§ Required action 1: In the description of Vachellia karroo, what color is the bark on young branches?
§ Required action 2: Decide whether each statement agrees with the description of Vachellia karroo, and quote the words that settle it: (a) The flowers are yellow and appear in early summer or after good rains. (b) The seed pods are broad and rounded. (c) The thorns grow singly.
§ Required action 3: Extend the description of Vachellia karroo, starting after its last sentence.

§ Passage for review:

It is a shrub or small to medium-sized tree which grows to height of 12m. Vachellia karroo has a rounded crown, branching fairly low down on the trunk. It is variable in shape and size, reaching a maximum of about 12m where there is good water. The bark is red on young branches, darkening and becoming rough with age. Sometimes an attractive reddish colour can be seen in the deep bark fissures The leaves are finely textured and dark green. The abundant yellow flowers appear in early summer, or after good rains. The seed pods are narrow, flat and crescent shaped. They are green when young becoming brown and dry. The pods split open allowing the seeds to fall to the ground. The formidable thorns are paired, greyish to white and are long and straight; up to 10 in in length, the longest simple thorn of any Dicot.

Dataset excerpts
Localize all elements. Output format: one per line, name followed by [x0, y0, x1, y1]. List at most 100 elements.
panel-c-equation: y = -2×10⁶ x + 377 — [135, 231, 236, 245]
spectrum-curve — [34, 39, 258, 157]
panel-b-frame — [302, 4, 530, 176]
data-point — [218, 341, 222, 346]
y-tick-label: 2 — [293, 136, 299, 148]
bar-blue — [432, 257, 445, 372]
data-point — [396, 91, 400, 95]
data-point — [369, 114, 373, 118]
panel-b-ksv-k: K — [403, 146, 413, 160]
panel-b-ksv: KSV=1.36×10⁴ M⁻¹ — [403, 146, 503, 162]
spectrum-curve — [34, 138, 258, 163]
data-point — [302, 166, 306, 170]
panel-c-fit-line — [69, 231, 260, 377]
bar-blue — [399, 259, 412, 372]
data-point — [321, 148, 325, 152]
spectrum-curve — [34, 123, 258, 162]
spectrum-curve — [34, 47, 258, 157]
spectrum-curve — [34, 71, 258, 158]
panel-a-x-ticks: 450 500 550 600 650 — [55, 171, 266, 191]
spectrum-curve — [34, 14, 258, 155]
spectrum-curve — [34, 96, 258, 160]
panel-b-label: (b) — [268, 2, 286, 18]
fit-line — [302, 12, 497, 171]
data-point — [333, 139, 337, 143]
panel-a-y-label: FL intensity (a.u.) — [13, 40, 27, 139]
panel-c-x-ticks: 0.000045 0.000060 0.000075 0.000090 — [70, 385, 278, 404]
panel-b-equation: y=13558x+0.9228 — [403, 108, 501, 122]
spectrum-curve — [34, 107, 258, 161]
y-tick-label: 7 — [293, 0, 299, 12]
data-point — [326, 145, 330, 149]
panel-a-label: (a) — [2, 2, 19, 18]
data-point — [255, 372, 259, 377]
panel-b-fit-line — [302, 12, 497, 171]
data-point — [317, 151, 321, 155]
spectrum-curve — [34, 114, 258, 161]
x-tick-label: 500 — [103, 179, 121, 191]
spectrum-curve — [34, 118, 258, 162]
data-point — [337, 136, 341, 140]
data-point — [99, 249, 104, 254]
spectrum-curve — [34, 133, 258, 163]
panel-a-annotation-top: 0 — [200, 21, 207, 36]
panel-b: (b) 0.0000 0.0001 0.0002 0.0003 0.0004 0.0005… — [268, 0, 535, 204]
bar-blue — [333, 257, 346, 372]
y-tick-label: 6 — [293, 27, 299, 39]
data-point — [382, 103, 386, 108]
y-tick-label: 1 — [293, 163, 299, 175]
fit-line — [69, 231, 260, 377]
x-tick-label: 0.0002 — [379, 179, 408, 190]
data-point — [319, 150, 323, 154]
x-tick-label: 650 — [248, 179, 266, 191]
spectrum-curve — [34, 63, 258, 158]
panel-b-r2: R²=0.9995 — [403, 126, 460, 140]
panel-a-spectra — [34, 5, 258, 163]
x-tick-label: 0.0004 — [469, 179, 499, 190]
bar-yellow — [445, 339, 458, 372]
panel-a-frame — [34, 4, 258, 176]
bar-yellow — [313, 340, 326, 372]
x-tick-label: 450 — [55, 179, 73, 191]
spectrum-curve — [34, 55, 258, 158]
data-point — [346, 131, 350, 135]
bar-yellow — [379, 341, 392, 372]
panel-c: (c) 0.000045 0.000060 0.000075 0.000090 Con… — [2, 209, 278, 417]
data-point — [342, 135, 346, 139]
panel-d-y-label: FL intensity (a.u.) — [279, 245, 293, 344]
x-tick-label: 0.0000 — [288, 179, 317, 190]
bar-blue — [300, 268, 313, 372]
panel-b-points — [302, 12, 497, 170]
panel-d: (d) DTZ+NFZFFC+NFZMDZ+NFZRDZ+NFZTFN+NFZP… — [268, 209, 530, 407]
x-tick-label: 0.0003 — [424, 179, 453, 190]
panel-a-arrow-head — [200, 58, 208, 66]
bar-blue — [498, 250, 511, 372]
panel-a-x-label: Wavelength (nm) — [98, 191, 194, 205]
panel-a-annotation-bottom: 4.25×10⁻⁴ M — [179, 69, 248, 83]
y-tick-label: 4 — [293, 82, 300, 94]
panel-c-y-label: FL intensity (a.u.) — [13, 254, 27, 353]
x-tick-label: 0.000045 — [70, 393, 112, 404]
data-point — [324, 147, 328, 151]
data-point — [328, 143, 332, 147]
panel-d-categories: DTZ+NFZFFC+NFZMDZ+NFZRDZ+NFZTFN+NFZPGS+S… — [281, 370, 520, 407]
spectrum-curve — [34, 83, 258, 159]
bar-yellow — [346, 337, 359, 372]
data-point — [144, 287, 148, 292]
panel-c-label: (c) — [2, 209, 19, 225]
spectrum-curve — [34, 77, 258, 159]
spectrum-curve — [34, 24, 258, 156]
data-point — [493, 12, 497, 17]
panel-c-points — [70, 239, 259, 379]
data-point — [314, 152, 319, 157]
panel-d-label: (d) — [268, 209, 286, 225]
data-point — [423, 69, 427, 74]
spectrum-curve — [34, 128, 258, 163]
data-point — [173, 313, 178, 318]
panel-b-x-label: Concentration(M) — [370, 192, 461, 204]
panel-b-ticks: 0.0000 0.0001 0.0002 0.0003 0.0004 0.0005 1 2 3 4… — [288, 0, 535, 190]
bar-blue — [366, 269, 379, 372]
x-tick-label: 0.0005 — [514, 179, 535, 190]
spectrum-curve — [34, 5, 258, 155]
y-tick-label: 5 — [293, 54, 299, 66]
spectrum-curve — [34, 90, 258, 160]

§ Answer section 1: Red.

§ Answer section 2:
(a) Yes: "The abundant yellow flowers appear in early summer, or after good rains."
(b) No: "The seed pods are narrow, flat and crescent shaped."
(c) No: "The formidable thorns are paired"

§ Answer section 3:
==Distribution==
It is a tree of open woodland and wooded grassland. It grows to its greatest size when rainfall of 800-900mm is received but can grow and even thrive in very dry conditions such as the Karoo region of western South Africa. The requirement here is for deep soils that allow its roots to spread. Everywhere in its range, however, the tree is easily recognised by its distinctive long white paired thorns and coffee coloured bark, both of which are very attractive. In the tropics it shows little variation but at the southern end of its range it becomes more variable in appearance.

==Adaptations==
Vachellia karroo has a life span of 30–40 years and is an adaptable pioneer, able to establish itself without shade, shelter or protection from grass fires. Once over a year old, seedlings can resprout after fire. Several fungi are associated with this tree and the crown of mature trees may be parasitized by various mistletoes, leading to the tree's decline. This tree has a long taproot which enables it to use water and nutrients from deep underground, this and its ability to fix nitrogen, lead to grasses and other plants thriving in its shade.

The tree has been noted to occur in the Torre del Mar area, near Malaga, Spain. Here it grows freely as a large shrub on waste ground. It has been used as hedging to keep out goats from vegetable plots. It flowers during July.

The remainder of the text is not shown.